* [WORK TO BE COMPLETED] Find all lines in the records that include the word "SRMTID", and copy them out.

[START OF GIVEN DATA]

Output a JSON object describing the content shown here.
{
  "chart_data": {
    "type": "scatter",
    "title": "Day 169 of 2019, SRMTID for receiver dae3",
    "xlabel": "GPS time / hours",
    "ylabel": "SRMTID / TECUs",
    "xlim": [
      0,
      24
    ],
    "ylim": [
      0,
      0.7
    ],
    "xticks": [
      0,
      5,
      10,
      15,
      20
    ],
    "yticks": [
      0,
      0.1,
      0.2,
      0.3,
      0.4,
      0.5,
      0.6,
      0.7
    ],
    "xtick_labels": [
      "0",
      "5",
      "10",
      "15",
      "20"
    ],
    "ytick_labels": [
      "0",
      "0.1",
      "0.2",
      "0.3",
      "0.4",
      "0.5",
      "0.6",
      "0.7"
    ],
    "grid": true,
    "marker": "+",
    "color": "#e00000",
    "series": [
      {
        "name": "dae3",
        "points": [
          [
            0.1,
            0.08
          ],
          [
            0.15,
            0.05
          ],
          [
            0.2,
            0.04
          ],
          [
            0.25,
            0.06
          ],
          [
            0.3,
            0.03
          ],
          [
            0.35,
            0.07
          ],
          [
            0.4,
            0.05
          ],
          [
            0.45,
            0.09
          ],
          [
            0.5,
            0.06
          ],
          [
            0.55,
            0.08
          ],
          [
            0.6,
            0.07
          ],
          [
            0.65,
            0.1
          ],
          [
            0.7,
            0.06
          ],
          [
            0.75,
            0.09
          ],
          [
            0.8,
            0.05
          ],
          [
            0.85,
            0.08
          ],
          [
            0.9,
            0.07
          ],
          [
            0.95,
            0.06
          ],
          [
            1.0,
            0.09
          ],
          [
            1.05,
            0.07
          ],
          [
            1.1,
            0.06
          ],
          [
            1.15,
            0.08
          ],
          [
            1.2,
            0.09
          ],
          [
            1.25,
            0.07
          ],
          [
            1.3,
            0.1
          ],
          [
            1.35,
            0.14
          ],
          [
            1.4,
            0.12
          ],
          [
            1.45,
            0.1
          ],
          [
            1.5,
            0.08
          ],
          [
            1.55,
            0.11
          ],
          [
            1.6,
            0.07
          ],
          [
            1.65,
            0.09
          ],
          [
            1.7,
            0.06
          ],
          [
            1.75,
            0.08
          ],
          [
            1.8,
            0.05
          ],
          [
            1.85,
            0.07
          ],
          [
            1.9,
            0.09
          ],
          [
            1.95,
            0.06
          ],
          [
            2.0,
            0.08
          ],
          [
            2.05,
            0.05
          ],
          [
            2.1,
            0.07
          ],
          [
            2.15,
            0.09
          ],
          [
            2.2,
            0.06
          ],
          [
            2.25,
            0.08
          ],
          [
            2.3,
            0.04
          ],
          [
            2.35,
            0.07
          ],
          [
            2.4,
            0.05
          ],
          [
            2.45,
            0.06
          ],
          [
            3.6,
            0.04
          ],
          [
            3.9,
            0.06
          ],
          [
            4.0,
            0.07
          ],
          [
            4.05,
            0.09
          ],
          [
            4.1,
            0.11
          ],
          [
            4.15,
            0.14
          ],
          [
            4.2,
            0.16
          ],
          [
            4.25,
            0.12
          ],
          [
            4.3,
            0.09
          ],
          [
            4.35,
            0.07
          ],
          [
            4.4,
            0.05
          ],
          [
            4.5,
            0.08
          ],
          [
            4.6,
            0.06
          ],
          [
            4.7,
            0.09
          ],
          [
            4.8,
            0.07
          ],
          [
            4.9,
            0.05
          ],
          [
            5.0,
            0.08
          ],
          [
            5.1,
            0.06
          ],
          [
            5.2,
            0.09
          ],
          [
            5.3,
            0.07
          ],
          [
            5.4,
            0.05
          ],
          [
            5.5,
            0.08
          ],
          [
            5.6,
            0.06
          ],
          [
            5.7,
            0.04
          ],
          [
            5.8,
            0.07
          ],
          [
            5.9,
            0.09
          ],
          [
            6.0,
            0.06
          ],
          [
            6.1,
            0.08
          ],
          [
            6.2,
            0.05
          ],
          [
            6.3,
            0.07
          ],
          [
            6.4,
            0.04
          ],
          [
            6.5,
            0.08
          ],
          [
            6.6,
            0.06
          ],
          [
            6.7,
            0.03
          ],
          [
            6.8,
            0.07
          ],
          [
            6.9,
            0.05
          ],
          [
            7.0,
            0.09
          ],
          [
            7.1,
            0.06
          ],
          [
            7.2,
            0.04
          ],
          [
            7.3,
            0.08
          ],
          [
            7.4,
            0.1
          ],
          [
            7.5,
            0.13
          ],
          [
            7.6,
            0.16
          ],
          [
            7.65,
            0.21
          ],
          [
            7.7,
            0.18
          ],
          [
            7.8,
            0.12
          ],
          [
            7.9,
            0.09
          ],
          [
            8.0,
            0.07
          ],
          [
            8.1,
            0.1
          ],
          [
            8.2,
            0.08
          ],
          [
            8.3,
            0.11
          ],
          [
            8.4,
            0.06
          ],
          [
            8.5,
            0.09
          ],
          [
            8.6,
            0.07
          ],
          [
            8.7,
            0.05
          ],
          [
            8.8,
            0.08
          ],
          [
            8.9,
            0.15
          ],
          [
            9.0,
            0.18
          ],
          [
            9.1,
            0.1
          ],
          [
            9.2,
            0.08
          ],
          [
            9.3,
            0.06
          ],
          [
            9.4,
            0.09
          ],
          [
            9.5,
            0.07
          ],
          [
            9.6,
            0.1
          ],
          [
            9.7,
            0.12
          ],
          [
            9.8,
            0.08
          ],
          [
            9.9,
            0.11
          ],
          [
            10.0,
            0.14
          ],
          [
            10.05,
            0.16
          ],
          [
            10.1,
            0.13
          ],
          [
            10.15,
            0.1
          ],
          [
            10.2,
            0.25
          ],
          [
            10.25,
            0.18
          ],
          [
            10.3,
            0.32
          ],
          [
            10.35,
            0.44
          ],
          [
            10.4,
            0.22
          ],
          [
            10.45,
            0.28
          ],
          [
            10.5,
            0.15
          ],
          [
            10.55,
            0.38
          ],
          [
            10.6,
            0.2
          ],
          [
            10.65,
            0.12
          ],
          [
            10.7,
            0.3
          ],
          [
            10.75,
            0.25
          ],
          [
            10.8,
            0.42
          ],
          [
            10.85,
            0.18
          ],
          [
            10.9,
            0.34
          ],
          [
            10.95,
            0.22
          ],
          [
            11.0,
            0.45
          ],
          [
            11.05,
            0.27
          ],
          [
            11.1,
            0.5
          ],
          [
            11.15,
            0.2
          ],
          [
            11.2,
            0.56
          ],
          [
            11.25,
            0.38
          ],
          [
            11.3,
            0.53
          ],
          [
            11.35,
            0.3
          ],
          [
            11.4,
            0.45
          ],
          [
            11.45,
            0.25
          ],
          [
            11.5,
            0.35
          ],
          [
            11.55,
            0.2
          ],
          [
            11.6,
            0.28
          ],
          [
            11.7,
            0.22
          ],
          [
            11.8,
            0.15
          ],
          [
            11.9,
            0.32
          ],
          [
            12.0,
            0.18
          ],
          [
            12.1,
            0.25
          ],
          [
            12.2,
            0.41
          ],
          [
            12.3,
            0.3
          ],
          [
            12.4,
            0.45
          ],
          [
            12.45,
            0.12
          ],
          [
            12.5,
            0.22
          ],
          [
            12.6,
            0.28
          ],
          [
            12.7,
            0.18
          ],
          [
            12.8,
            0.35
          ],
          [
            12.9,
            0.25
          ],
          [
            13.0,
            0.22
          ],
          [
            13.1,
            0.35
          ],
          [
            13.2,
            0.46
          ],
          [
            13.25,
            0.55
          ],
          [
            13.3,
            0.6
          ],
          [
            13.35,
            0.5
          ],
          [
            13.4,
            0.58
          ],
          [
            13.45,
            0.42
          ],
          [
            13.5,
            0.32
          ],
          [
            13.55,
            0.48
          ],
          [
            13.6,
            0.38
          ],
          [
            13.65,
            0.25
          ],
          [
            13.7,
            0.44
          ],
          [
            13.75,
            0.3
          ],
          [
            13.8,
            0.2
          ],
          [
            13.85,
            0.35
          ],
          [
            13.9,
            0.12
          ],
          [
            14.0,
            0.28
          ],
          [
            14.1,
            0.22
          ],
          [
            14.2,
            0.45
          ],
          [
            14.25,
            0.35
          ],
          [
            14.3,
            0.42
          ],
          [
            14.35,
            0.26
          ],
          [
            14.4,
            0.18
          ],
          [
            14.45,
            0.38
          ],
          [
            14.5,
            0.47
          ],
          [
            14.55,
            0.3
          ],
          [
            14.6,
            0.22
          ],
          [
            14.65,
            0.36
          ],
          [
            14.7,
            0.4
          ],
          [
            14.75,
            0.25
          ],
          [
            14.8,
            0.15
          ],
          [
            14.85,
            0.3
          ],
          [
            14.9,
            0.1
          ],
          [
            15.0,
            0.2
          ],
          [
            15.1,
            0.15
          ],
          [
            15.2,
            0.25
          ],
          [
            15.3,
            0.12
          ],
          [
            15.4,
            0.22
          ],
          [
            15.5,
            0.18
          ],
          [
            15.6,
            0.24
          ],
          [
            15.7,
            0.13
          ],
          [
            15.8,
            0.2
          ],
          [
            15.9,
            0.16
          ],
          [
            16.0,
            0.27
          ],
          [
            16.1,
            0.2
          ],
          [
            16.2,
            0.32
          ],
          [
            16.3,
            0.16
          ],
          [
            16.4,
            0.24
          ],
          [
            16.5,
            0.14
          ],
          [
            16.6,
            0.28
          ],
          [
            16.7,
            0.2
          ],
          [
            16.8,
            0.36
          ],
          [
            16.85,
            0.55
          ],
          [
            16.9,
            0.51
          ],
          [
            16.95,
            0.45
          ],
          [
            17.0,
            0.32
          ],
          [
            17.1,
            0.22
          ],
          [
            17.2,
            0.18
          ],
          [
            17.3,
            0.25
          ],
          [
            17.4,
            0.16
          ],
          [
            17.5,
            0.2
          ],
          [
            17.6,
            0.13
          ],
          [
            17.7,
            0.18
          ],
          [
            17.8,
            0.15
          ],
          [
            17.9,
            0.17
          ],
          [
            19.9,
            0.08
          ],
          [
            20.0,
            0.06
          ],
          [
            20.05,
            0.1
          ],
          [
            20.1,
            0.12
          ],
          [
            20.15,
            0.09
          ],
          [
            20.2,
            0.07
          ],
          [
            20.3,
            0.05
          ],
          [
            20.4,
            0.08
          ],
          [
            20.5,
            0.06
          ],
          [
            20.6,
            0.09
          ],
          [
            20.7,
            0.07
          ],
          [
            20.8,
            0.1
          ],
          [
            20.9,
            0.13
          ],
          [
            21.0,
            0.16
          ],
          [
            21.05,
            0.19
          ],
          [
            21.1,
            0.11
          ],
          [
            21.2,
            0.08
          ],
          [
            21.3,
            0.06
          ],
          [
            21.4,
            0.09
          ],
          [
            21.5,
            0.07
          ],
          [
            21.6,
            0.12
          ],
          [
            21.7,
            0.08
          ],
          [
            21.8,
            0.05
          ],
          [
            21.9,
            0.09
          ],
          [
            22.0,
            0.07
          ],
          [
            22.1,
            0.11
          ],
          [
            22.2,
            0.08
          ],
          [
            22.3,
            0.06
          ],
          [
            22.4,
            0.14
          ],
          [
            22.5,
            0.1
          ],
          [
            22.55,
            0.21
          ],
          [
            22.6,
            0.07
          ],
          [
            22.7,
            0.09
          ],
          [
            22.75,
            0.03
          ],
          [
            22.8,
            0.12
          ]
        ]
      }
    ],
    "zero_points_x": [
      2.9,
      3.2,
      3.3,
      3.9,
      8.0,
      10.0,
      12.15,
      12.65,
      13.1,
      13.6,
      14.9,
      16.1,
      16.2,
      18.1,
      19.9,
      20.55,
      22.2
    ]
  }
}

[END OF GIVEN DATA]

* [FULL RESPONSE]
    "title": "Day 169 of 2019, SRMTID for receiver dae3",
    "ylabel": "SRMTID / TECUs",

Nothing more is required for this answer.